## [Given exercise]
Please print the records below word for word, starting at their first line and ending with the line that contains "map-type-label: Satellite — [16, 17, 62, 32]", including both of those lines.

## [Data for this task]
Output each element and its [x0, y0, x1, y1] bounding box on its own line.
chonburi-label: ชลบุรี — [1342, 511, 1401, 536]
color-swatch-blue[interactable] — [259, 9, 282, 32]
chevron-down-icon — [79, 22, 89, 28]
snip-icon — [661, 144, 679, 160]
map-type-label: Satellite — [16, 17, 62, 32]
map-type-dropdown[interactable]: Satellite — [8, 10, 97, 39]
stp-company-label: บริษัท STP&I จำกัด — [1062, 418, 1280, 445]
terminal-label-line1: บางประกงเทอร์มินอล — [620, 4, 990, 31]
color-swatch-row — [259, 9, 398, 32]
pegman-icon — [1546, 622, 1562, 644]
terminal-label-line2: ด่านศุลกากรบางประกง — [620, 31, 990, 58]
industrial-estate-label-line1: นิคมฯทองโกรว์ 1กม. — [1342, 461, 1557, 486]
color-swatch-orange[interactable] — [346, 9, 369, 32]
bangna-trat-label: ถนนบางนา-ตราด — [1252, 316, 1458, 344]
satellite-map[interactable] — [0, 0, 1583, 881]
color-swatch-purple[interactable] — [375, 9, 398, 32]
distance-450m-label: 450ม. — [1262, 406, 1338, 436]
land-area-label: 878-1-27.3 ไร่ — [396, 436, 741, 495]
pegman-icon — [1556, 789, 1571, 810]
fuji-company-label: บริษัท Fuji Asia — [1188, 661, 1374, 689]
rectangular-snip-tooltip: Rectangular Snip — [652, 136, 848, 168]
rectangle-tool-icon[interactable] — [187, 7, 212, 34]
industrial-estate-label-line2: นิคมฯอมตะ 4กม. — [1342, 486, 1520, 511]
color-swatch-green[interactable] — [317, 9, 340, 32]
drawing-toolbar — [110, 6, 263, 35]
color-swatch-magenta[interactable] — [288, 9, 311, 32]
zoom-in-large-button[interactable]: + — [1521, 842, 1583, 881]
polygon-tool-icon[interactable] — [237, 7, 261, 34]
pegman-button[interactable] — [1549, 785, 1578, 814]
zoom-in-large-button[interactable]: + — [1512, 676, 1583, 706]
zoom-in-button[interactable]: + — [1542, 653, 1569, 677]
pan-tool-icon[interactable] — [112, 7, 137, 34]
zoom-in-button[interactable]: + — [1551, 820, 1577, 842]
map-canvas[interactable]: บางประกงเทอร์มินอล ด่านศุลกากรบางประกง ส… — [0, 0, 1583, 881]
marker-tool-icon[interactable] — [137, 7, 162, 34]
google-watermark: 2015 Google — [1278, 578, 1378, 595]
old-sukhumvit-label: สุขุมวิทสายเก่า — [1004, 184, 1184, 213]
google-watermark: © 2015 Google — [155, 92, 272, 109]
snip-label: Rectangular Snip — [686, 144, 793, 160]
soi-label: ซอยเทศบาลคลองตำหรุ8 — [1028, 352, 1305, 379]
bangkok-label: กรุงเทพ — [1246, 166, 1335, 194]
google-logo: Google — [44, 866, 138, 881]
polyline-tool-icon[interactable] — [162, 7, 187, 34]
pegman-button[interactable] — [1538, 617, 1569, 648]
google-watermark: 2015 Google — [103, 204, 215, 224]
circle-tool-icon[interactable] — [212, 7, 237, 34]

## [The result]
Output each element and its [x0, y0, x1, y1] bounding box on its own line.
chonburi-label: ชลบุรี — [1342, 511, 1401, 536]
color-swatch-blue[interactable] — [259, 9, 282, 32]
chevron-down-icon — [79, 22, 89, 28]
snip-icon — [661, 144, 679, 160]
map-type-label: Satellite — [16, 17, 62, 32]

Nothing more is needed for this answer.